WRITTEN INSTRUCTION ->
Take the line that has "Transcribe the text in this document." in it and every line after it to the end of the entries, and reproduce them exactly.

PROVIDED INFORMATION ->
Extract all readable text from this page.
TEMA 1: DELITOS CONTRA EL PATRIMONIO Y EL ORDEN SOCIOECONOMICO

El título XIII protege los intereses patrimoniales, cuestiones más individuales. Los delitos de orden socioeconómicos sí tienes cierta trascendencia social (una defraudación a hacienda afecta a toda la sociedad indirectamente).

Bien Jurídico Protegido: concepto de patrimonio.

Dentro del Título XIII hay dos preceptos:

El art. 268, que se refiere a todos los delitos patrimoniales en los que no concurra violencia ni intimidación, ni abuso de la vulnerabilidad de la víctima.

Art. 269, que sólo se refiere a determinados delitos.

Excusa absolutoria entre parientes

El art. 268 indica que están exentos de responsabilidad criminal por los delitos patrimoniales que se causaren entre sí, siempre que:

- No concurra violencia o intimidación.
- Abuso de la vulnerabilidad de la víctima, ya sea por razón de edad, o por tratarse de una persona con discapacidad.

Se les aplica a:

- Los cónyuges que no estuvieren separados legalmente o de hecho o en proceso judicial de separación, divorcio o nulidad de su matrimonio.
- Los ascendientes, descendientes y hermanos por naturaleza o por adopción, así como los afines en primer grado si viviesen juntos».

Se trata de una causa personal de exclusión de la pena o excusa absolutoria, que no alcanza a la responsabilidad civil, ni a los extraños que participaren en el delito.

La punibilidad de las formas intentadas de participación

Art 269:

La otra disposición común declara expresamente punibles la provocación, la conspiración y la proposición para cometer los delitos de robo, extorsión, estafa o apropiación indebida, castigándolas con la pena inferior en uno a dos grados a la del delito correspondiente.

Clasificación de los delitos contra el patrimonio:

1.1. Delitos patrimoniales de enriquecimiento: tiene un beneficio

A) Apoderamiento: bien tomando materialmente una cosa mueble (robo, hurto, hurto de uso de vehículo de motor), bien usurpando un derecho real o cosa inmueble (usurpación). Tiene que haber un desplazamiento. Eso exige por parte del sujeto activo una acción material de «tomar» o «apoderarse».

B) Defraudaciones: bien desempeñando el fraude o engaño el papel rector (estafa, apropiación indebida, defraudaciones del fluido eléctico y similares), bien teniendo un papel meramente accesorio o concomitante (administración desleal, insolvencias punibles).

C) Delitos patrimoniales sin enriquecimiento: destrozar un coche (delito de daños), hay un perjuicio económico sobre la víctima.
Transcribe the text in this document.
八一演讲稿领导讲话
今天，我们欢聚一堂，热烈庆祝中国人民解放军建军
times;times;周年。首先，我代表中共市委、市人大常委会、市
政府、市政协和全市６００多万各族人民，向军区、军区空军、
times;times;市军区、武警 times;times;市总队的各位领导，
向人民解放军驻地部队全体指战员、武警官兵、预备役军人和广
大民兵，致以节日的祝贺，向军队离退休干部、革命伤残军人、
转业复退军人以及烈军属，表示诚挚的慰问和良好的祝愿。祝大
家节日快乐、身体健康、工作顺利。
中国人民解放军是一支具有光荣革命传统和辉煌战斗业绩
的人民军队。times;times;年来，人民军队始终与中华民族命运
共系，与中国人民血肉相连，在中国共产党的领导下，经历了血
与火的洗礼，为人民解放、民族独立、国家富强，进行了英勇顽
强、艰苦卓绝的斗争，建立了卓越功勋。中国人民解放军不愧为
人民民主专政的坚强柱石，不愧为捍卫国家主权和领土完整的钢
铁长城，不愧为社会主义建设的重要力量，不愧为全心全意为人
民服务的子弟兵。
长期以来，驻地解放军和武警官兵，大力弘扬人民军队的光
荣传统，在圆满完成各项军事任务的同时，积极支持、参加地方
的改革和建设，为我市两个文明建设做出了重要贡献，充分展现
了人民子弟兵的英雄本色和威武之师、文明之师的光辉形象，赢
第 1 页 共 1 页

SOLVED EXERCISE ->
Transcribe the text in this document.
八一演讲稿领导讲话
今天，我们欢聚一堂，热烈庆祝中国人民解放军建军
times;times;周年。首先，我代表中共市委、市人大常委会、市
政府、市政协和全市６００多万各族人民，向军区、军区空军、
times;times;市军区、武警 times;times;市总队的各位领导，
向人民解放军驻地部队全体指战员、武警官兵、预备役军人和广
大民兵，致以节日的祝贺，向军队离退休干部、革命伤残军人、
转业复退军人以及烈军属，表示诚挚的慰问和良好的祝愿。祝大
家节日快乐、身体健康、工作顺利。
中国人民解放军是一支具有光荣革命传统和辉煌战斗业绩
的人民军队。times;times;年来，人民军队始终与中华民族命运
共系，与中国人民血肉相连，在中国共产党的领导下，经历了血
与火的洗礼，为人民解放、民族独立、国家富强，进行了英勇顽
强、艰苦卓绝的斗争，建立了卓越功勋。中国人民解放军不愧为
人民民主专政的坚强柱石，不愧为捍卫国家主权和领土完整的钢
铁长城，不愧为社会主义建设的重要力量，不愧为全心全意为人
民服务的子弟兵。
长期以来，驻地解放军和武警官兵，大力弘扬人民军队的光
荣传统，在圆满完成各项军事任务的同时，积极支持、参加地方
的改革和建设，为我市两个文明建设做出了重要贡献，充分展现
了人民子弟兵的英雄本色和威武之师、文明之师的光辉形象，赢
第 1 页 共 1 页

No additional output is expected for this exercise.